[Stored entries]

┏━━

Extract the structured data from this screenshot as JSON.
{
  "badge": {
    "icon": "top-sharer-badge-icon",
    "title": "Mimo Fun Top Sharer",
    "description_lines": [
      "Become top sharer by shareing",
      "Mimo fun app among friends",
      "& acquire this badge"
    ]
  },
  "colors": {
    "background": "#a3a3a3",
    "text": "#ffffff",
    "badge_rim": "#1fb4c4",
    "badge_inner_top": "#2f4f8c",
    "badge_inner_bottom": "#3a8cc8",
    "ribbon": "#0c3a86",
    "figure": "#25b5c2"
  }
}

┗━━
┏━━

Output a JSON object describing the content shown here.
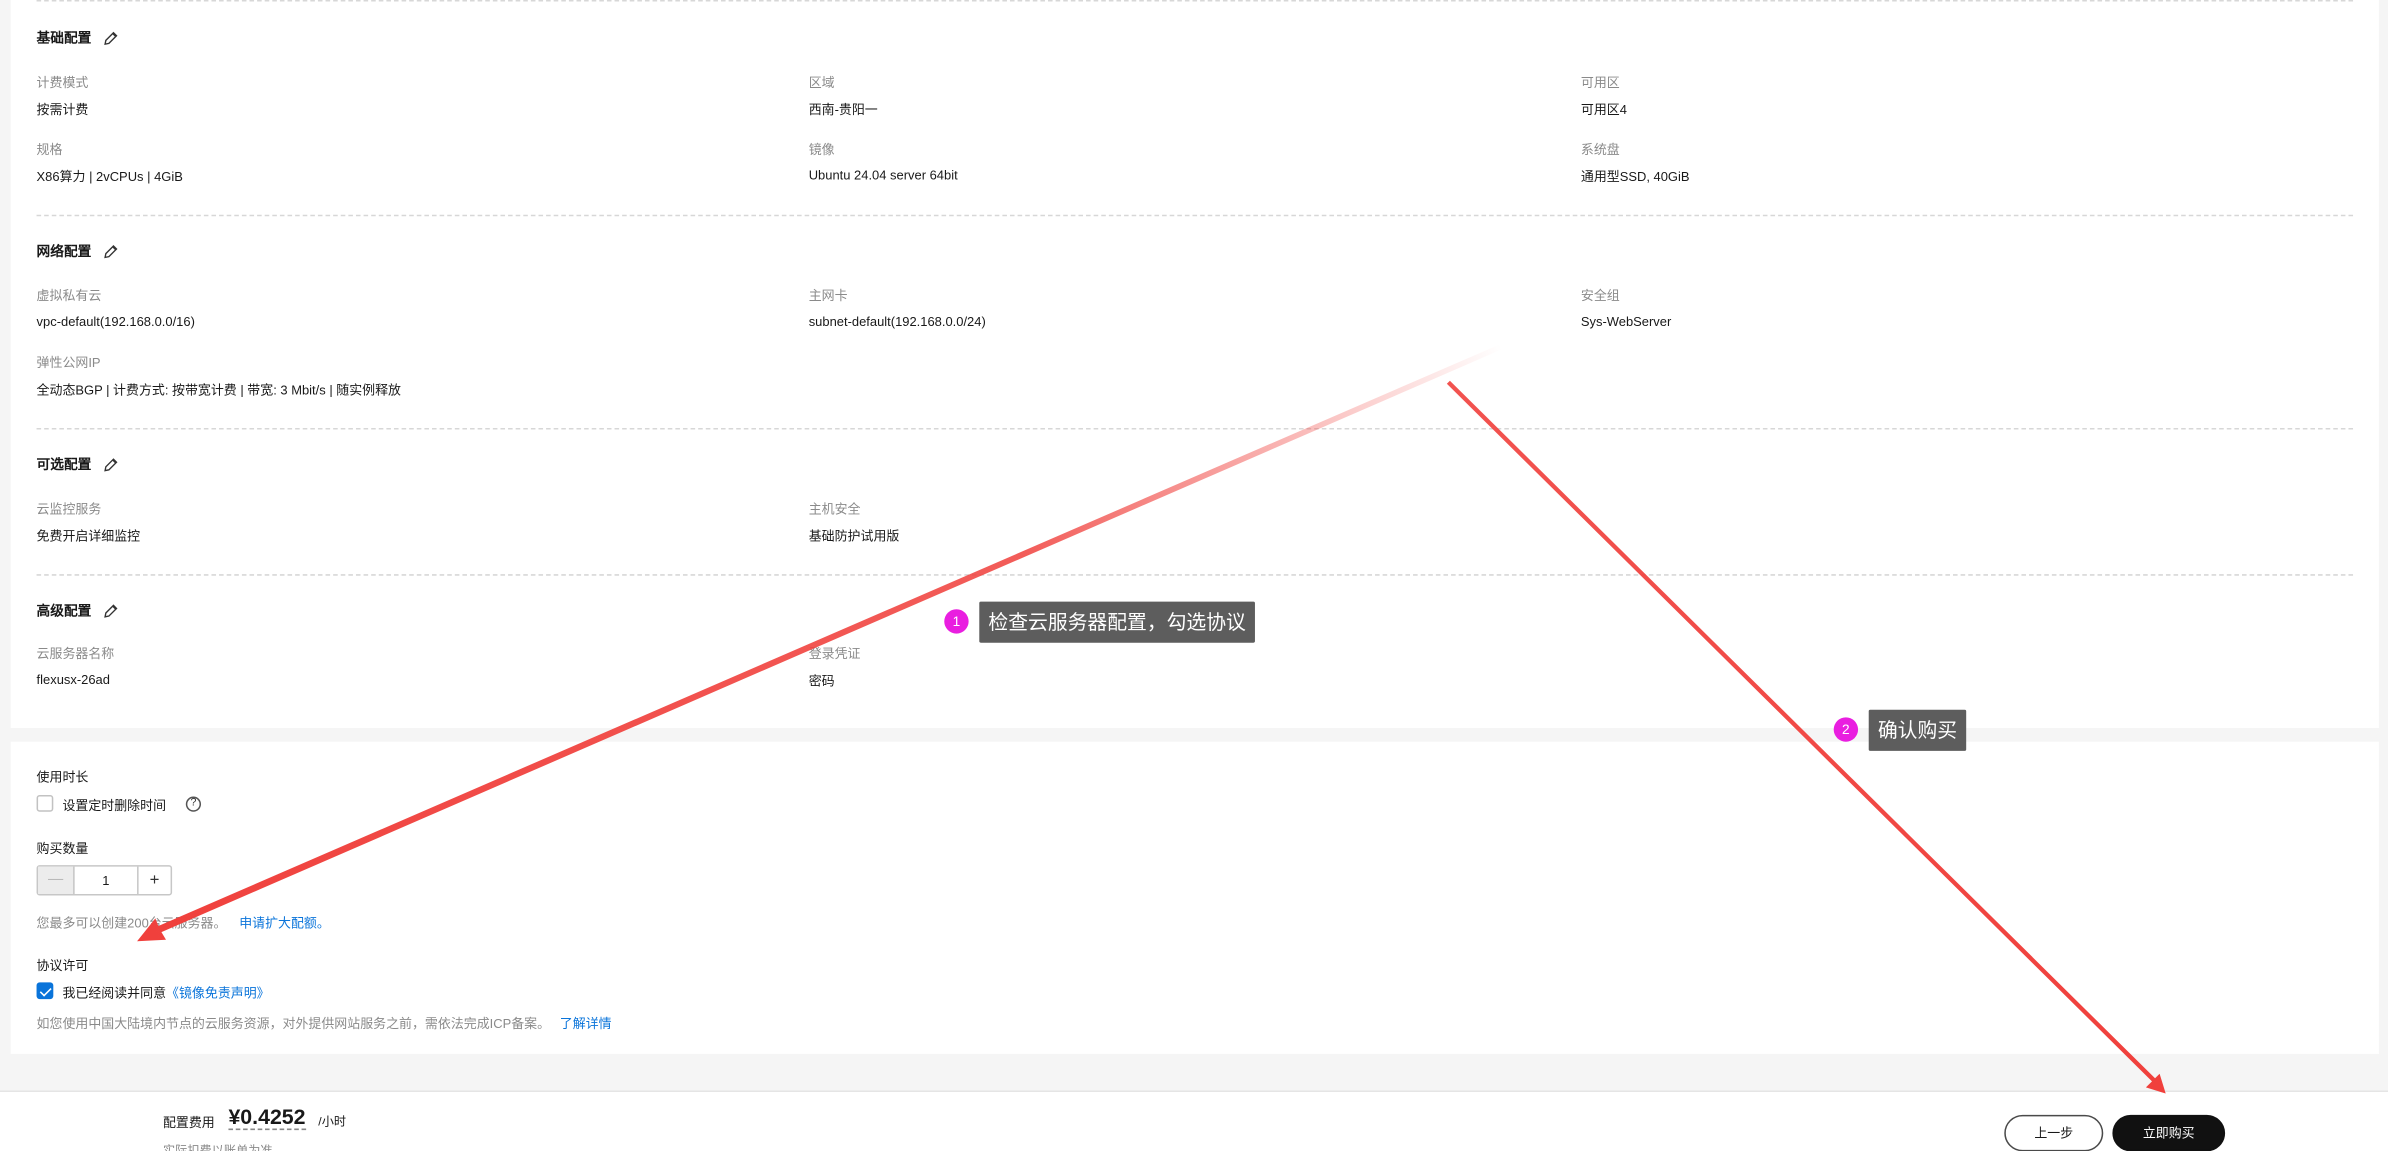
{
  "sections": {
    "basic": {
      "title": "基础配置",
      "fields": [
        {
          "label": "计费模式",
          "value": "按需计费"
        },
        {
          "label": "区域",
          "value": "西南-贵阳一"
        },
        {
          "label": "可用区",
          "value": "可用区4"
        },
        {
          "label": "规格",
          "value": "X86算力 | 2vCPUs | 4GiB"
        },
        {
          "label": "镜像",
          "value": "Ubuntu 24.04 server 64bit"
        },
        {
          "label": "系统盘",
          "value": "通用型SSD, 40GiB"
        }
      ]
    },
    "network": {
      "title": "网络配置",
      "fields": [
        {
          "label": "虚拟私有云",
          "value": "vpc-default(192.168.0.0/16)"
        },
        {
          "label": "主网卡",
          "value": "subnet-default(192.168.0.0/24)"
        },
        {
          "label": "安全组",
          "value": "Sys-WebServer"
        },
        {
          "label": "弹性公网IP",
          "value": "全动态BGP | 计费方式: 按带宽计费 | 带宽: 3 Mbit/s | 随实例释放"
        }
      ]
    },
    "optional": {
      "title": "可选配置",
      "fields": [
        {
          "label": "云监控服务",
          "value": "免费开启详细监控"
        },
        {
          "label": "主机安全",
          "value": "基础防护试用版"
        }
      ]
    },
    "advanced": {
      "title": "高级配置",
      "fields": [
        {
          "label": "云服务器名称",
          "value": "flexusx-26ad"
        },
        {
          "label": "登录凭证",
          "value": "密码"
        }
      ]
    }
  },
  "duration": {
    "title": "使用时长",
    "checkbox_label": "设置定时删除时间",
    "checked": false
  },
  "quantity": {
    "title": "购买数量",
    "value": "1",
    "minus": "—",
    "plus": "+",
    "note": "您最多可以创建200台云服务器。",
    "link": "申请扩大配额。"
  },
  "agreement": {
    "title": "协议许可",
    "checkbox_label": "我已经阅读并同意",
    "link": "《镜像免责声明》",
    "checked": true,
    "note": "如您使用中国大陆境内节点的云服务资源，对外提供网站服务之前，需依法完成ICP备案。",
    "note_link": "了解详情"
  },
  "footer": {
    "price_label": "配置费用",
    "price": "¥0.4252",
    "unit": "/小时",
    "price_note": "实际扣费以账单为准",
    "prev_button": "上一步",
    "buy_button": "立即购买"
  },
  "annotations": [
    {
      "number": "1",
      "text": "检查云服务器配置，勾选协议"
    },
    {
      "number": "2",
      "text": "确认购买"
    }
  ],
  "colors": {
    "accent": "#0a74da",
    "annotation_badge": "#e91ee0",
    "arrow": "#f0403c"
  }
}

┗━━
┏━━

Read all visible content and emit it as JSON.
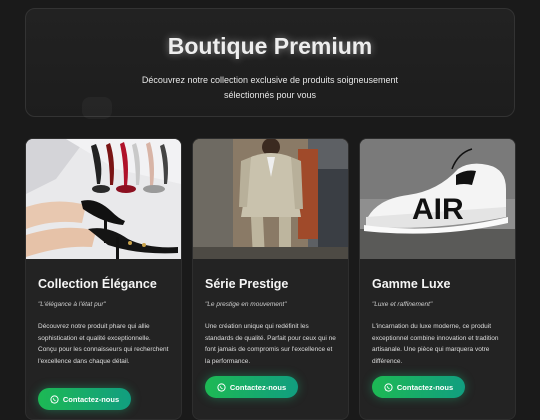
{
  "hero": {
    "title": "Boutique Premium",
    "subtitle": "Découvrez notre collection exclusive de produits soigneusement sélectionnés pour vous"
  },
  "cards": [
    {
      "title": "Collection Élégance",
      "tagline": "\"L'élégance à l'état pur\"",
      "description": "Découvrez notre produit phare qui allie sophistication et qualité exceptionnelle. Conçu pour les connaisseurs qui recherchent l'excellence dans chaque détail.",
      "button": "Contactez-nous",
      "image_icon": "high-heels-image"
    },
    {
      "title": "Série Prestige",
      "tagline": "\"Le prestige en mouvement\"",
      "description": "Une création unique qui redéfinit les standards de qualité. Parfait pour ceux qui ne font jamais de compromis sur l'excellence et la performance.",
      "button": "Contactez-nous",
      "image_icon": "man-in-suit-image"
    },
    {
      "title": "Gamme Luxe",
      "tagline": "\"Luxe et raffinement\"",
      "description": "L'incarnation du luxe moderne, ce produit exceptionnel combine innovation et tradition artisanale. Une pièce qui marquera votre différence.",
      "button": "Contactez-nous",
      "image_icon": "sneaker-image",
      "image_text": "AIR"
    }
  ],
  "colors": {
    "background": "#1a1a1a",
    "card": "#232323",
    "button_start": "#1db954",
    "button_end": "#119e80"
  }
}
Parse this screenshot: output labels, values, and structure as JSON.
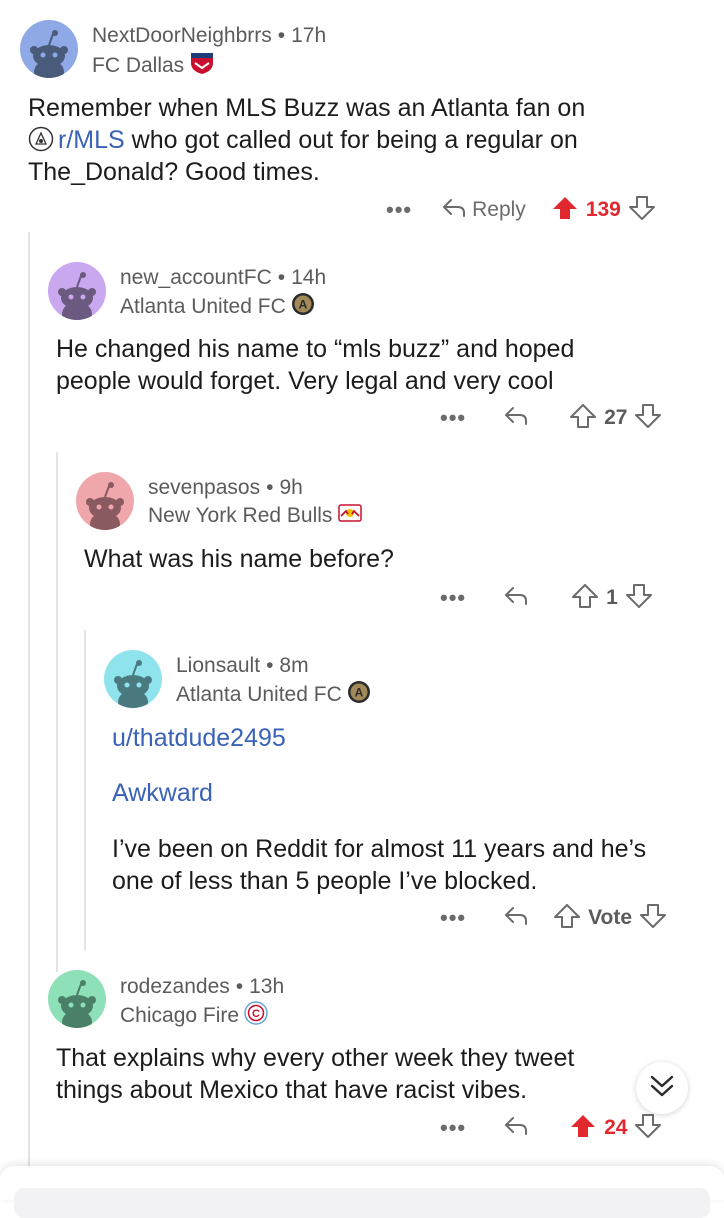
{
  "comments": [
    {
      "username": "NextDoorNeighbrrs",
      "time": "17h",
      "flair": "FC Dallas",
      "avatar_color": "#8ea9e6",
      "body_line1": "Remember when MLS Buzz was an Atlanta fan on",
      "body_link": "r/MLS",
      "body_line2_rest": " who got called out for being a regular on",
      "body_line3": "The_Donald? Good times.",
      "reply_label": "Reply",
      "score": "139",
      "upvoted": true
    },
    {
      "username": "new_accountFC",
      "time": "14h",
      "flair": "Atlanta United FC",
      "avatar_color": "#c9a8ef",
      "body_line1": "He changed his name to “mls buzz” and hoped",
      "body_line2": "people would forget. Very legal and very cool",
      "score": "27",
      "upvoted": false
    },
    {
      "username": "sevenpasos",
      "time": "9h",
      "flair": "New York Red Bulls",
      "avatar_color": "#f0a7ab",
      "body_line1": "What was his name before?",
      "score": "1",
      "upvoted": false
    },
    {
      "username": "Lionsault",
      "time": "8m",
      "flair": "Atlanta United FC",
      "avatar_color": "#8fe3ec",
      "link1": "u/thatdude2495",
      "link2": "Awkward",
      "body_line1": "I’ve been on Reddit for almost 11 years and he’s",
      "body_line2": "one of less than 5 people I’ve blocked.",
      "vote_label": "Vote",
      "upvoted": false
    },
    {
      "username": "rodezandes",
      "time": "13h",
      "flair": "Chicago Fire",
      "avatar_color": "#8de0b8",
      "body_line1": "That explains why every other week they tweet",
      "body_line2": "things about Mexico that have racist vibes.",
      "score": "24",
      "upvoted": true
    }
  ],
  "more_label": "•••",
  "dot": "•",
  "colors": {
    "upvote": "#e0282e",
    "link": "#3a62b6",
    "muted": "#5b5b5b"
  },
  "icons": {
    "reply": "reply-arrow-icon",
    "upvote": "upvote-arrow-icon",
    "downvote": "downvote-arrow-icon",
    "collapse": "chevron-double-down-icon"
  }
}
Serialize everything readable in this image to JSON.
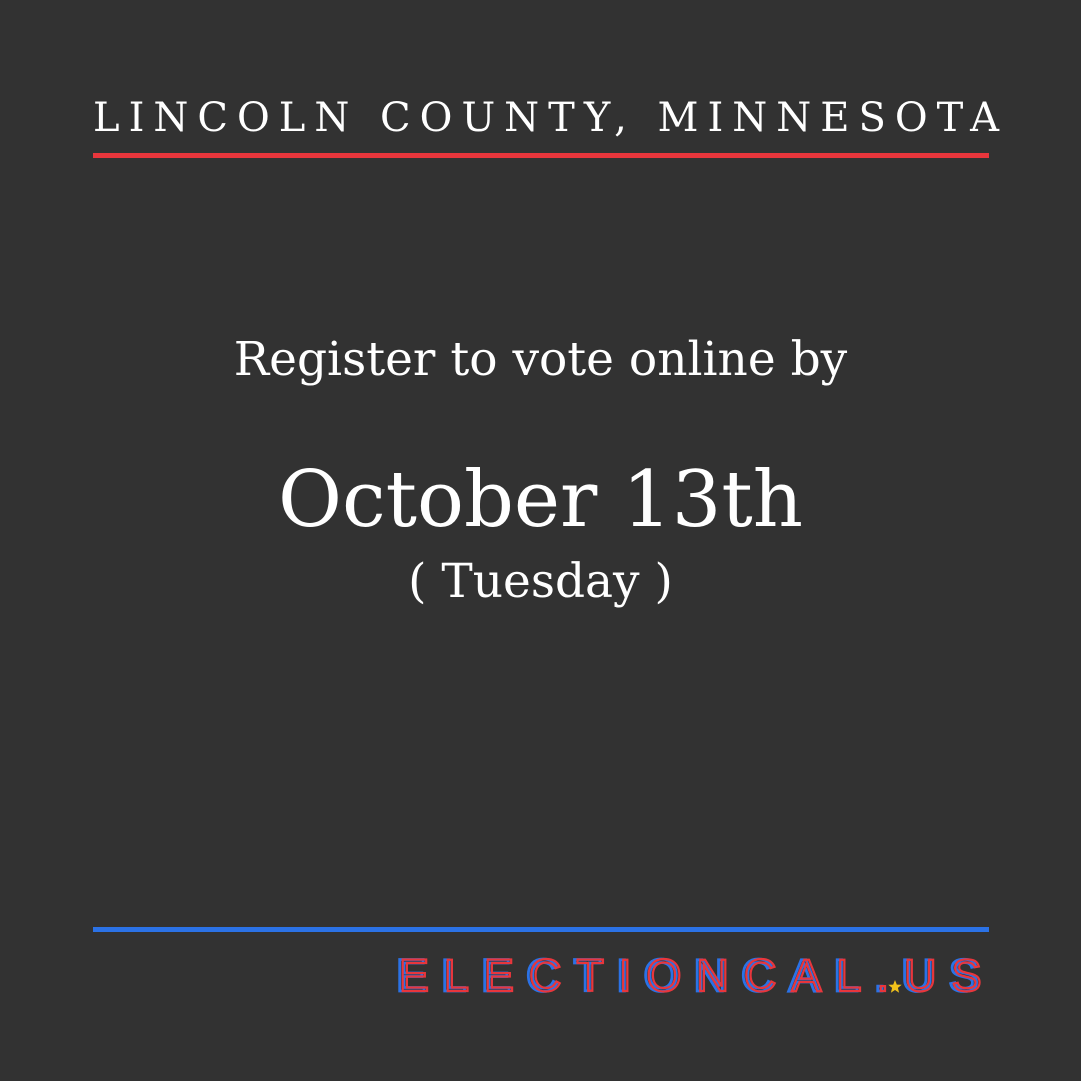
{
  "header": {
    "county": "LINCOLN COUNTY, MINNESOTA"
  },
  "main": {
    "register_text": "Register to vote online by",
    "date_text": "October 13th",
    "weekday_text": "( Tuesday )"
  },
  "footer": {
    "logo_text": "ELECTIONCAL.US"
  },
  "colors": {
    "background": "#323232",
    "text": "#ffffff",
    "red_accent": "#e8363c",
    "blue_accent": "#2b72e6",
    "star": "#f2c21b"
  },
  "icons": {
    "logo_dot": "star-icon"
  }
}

┗━━

## Task to carry out:
Report only how many lines in the entries contain "excellence".

## Exercise answer:
2